>> begin SUPPLIED RECORDS

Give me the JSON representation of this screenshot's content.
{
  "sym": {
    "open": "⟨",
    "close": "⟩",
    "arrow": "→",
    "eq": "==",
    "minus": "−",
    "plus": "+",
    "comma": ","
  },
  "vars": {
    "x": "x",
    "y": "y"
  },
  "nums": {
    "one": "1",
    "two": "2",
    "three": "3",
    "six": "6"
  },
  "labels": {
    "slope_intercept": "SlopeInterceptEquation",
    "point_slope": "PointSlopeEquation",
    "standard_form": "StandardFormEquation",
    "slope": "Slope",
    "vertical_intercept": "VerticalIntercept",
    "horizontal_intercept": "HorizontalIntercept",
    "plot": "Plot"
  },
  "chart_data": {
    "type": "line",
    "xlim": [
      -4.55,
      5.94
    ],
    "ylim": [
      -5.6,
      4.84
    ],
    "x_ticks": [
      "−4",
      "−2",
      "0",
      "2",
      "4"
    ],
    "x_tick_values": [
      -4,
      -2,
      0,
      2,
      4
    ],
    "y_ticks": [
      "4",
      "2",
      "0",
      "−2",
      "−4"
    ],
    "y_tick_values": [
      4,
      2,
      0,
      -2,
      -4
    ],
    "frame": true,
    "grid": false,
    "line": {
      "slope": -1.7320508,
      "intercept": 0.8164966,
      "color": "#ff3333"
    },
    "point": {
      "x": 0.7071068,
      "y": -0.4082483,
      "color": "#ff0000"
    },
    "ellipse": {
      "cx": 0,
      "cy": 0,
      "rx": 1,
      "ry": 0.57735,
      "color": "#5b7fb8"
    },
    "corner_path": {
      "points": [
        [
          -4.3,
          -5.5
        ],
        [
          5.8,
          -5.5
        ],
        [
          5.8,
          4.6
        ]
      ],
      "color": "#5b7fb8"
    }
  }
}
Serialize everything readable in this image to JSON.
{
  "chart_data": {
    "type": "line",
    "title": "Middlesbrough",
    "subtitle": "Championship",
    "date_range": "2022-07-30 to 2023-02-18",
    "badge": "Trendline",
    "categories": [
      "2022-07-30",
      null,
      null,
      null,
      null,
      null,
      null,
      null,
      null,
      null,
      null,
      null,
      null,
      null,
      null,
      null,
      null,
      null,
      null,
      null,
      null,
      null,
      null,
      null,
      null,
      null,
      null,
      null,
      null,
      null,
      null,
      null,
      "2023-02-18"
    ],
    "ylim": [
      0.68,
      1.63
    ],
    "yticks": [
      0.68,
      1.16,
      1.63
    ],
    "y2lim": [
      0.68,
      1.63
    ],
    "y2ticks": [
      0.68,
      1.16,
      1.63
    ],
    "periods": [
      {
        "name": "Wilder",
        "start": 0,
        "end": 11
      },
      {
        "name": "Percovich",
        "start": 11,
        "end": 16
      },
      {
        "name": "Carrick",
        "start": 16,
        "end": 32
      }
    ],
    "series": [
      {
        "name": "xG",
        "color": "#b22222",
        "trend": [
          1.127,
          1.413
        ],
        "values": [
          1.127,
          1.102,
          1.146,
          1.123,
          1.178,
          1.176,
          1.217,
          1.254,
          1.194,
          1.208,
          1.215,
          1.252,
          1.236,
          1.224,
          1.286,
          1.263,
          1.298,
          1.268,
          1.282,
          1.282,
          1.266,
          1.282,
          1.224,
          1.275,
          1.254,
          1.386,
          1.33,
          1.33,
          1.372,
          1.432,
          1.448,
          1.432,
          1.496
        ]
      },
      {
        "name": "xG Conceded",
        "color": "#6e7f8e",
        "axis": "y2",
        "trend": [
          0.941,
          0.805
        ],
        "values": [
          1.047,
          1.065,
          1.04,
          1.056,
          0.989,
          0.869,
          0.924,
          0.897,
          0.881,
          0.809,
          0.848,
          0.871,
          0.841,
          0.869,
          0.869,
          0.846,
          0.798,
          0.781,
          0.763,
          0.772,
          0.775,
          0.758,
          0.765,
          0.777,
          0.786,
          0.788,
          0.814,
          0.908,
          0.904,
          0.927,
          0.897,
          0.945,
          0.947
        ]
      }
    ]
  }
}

>> end SUPPLIED RECORDS

GIVEN INSTRUCTION: Work out how many lines of the listing above include the word "JSON". Report only the number.

SOLUTION FOR THIS PROBLEM: 2